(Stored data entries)
..............................

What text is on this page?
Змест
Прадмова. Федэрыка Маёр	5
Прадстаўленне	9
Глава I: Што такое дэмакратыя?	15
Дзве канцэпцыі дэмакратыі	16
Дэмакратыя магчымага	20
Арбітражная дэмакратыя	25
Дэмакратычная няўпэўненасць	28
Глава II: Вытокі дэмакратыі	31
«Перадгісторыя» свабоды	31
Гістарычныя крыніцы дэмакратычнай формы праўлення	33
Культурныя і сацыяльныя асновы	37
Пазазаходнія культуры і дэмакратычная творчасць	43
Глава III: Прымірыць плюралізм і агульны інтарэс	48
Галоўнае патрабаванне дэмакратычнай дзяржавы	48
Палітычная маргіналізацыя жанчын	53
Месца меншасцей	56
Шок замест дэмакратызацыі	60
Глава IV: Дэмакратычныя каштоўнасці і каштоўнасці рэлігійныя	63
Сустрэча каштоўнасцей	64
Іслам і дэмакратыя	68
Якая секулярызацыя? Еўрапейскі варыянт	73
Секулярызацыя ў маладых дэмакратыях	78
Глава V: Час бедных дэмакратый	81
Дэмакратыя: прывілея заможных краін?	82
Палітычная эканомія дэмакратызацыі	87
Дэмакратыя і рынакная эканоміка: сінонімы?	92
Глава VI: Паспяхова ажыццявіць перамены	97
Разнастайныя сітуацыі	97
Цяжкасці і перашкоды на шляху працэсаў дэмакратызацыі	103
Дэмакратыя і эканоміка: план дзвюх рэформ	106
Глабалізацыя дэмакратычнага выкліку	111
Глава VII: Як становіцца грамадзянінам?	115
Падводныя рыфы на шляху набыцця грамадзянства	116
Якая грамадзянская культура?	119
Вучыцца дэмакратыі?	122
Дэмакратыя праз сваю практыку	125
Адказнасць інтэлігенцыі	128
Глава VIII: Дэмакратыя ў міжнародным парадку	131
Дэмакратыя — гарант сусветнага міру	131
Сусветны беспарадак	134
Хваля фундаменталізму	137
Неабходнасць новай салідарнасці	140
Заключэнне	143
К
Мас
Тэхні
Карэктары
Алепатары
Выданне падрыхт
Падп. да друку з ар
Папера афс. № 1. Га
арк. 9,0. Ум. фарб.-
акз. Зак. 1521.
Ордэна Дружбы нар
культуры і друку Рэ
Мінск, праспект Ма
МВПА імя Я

..............................

Short task:
Type the material above out again, exactly.

Full response:
What text is on this page?
Змест
Прадмова. Федэрыка Маёр	5
Прадстаўленне	9
Глава I: Што такое дэмакратыя?	15
Дзве канцэпцыі дэмакратыі	16
Дэмакратыя магчымага	20
Арбітражная дэмакратыя	25
Дэмакратычная няўпэўненасць	28
Глава II: Вытокі дэмакратыі	31
«Перадгісторыя» свабоды	31
Гістарычныя крыніцы дэмакратычнай формы праўлення	33
Культурныя і сацыяльныя асновы	37
Пазазаходнія культуры і дэмакратычная творчасць	43
Глава III: Прымірыць плюралізм і агульны інтарэс	48
Галоўнае патрабаванне дэмакратычнай дзяржавы	48
Палітычная маргіналізацыя жанчын	53
Месца меншасцей	56
Шок замест дэмакратызацыі	60
Глава IV: Дэмакратычныя каштоўнасці і каштоўнасці рэлігійныя	63
Сустрэча каштоўнасцей	64
Іслам і дэмакратыя	68
Якая секулярызацыя? Еўрапейскі варыянт	73
Секулярызацыя ў маладых дэмакратыях	78
Глава V: Час бедных дэмакратый	81
Дэмакратыя: прывілея заможных краін?	82
Палітычная эканомія дэмакратызацыі	87
Дэмакратыя і рынакная эканоміка: сінонімы?	92
Глава VI: Паспяхова ажыццявіць перамены	97
Разнастайныя сітуацыі	97
Цяжкасці і перашкоды на шляху працэсаў дэмакратызацыі	103
Дэмакратыя і эканоміка: план дзвюх рэформ	106
Глабалізацыя дэмакратычнага выкліку	111
Глава VII: Як становіцца грамадзянінам?	115
Падводныя рыфы на шляху набыцця грамадзянства	116
Якая грамадзянская культура?	119
Вучыцца дэмакратыі?	122
Дэмакратыя праз сваю практыку	125
Адказнасць інтэлігенцыі	128
Глава VIII: Дэмакратыя ў міжнародным парадку	131
Дэмакратыя — гарант сусветнага міру	131
Сусветны беспарадак	134
Хваля фундаменталізму	137
Неабходнасць новай салідарнасці	140
Заключэнне	143
К
Мас
Тэхні
Карэктары
Алепатары
Выданне падрыхт
Падп. да друку з ар
Папера афс. № 1. Га
арк. 9,0. Ум. фарб.-
акз. Зак. 1521.
Ордэна Дружбы нар
культуры і друку Рэ
Мінск, праспект Ма
МВПА імя Я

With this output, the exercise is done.